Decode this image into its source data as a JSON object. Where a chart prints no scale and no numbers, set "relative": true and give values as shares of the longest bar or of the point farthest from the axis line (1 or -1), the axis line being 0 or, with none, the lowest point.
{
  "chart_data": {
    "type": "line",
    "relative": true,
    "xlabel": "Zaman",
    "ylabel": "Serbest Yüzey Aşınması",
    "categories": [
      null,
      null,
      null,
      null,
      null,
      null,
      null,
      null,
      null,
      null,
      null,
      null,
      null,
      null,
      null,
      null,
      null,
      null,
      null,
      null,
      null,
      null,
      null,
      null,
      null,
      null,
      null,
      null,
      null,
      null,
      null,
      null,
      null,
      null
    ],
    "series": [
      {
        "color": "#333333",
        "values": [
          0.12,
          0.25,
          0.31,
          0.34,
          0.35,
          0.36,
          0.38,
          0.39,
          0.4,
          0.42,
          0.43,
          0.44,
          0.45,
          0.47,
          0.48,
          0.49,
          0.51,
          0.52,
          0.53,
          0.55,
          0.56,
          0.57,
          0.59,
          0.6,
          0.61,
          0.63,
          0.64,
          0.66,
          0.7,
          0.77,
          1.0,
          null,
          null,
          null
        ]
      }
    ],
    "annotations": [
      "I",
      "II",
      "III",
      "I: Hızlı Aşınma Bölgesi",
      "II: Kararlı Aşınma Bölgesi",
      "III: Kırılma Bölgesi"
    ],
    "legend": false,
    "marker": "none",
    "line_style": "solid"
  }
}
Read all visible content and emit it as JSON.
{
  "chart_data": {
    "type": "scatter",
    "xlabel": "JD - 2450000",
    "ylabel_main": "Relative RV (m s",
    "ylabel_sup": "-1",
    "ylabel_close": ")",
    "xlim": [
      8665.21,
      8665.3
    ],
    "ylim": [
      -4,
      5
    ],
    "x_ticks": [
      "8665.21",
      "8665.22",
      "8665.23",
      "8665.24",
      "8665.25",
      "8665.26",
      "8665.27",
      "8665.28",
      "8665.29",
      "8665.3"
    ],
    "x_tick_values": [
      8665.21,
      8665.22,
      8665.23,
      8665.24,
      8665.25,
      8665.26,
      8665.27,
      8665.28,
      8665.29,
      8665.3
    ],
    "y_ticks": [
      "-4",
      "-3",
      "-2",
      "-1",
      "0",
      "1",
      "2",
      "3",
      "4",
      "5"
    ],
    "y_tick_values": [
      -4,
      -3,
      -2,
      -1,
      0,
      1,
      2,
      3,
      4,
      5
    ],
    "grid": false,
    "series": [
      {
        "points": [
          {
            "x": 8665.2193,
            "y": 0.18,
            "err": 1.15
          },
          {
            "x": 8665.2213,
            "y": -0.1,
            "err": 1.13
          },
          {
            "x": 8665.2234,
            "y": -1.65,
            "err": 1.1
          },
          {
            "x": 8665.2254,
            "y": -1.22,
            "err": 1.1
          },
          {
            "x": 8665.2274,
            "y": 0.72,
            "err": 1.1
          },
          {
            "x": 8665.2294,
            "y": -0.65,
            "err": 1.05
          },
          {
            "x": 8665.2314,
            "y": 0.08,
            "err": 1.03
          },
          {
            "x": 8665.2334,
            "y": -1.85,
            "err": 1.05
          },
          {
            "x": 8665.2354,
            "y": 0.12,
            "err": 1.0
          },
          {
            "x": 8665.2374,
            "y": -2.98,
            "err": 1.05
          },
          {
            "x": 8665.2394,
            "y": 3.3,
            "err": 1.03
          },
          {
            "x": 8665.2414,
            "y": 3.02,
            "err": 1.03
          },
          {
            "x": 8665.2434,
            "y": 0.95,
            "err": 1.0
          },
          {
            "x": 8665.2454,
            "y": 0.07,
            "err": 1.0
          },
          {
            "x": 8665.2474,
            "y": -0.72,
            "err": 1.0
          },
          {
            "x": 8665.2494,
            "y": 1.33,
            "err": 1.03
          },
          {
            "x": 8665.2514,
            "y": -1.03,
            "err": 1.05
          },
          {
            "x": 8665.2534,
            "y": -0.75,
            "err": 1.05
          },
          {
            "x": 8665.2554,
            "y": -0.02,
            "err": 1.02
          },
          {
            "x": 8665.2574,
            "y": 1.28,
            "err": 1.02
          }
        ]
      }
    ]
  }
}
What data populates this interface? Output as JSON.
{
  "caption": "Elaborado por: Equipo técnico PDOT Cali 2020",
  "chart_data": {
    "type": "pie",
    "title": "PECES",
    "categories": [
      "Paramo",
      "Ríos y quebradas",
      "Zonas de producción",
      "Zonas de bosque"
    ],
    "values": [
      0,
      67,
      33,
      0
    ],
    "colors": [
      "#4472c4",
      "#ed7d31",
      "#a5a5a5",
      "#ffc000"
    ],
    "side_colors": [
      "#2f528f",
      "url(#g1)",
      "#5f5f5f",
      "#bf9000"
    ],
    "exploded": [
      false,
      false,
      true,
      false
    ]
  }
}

========================================================================

■ DIRECTIONS ■
Nothing in the data may differ; print all of it exactly as written.

■ PROBLEM SOLUTION ■
Decode this image into its source data as a JSON object. Where a chart prints no scale and no numbers, set "relative": true and give values as shares of the longest bar or of the point farthest from the axis line (1 or -1), the axis line being 0 or, with none, the lowest point.
{
  "chart_data": {
    "type": "line",
    "relative": true,
    "xlabel": "Zaman",
    "ylabel": "Serbest Yüzey Aşınması",
    "categories": [
      null,
      null,
      null,
      null,
      null,
      null,
      null,
      null,
      null,
      null,
      null,
      null,
      null,
      null,
      null,
      null,
      null,
      null,
      null,
      null,
      null,
      null,
      null,
      null,
      null,
      null,
      null,
      null,
      null,
      null,
      null,
      null,
      null,
      null
    ],
    "series": [
      {
        "color": "#333333",
        "values": [
          0.12,
          0.25,
          0.31,
          0.34,
          0.35,
          0.36,
          0.38,
          0.39,
          0.4,
          0.42,
          0.43,
          0.44,
          0.45,
          0.47,
          0.48,
          0.49,
          0.51,
          0.52,
          0.53,
          0.55,
          0.56,
          0.57,
          0.59,
          0.6,
          0.61,
          0.63,
          0.64,
          0.66,
          0.7,
          0.77,
          1.0,
          null,
          null,
          null
        ]
      }
    ],
    "annotations": [
      "I",
      "II",
      "III",
      "I: Hızlı Aşınma Bölgesi",
      "II: Kararlı Aşınma Bölgesi",
      "III: Kırılma Bölgesi"
    ],
    "legend": false,
    "marker": "none",
    "line_style": "solid"
  }
}
Read all visible content and emit it as JSON.
{
  "chart_data": {
    "type": "scatter",
    "xlabel": "JD - 2450000",
    "ylabel_main": "Relative RV (m s",
    "ylabel_sup": "-1",
    "ylabel_close": ")",
    "xlim": [
      8665.21,
      8665.3
    ],
    "ylim": [
      -4,
      5
    ],
    "x_ticks": [
      "8665.21",
      "8665.22",
      "8665.23",
      "8665.24",
      "8665.25",
      "8665.26",
      "8665.27",
      "8665.28",
      "8665.29",
      "8665.3"
    ],
    "x_tick_values": [
      8665.21,
      8665.22,
      8665.23,
      8665.24,
      8665.25,
      8665.26,
      8665.27,
      8665.28,
      8665.29,
      8665.3
    ],
    "y_ticks": [
      "-4",
      "-3",
      "-2",
      "-1",
      "0",
      "1",
      "2",
      "3",
      "4",
      "5"
    ],
    "y_tick_values": [
      -4,
      -3,
      -2,
      -1,
      0,
      1,
      2,
      3,
      4,
      5
    ],
    "grid": false,
    "series": [
      {
        "points": [
          {
            "x": 8665.2193,
            "y": 0.18,
            "err": 1.15
          },
          {
            "x": 8665.2213,
            "y": -0.1,
            "err": 1.13
          },
          {
            "x": 8665.2234,
            "y": -1.65,
            "err": 1.1
          },
          {
            "x": 8665.2254,
            "y": -1.22,
            "err": 1.1
          },
          {
            "x": 8665.2274,
            "y": 0.72,
            "err": 1.1
          },
          {
            "x": 8665.2294,
            "y": -0.65,
            "err": 1.05
          },
          {
            "x": 8665.2314,
            "y": 0.08,
            "err": 1.03
          },
          {
            "x": 8665.2334,
            "y": -1.85,
            "err": 1.05
          },
          {
            "x": 8665.2354,
            "y": 0.12,
            "err": 1.0
          },
          {
            "x": 8665.2374,
            "y": -2.98,
            "err": 1.05
          },
          {
            "x": 8665.2394,
            "y": 3.3,
            "err": 1.03
          },
          {
            "x": 8665.2414,
            "y": 3.02,
            "err": 1.03
          },
          {
            "x": 8665.2434,
            "y": 0.95,
            "err": 1.0
          },
          {
            "x": 8665.2454,
            "y": 0.07,
            "err": 1.0
          },
          {
            "x": 8665.2474,
            "y": -0.72,
            "err": 1.0
          },
          {
            "x": 8665.2494,
            "y": 1.33,
            "err": 1.03
          },
          {
            "x": 8665.2514,
            "y": -1.03,
            "err": 1.05
          },
          {
            "x": 8665.2534,
            "y": -0.75,
            "err": 1.05
          },
          {
            "x": 8665.2554,
            "y": -0.02,
            "err": 1.02
          },
          {
            "x": 8665.2574,
            "y": 1.28,
            "err": 1.02
          }
        ]
      }
    ]
  }
}
What data populates this interface? Output as JSON.
{
  "caption": "Elaborado por: Equipo técnico PDOT Cali 2020",
  "chart_data": {
    "type": "pie",
    "title": "PECES",
    "categories": [
      "Paramo",
      "Ríos y quebradas",
      "Zonas de producción",
      "Zonas de bosque"
    ],
    "values": [
      0,
      67,
      33,
      0
    ],
    "colors": [
      "#4472c4",
      "#ed7d31",
      "#a5a5a5",
      "#ffc000"
    ],
    "side_colors": [
      "#2f528f",
      "url(#g1)",
      "#5f5f5f",
      "#bf9000"
    ],
    "exploded": [
      false,
      false,
      true,
      false
    ]
  }
}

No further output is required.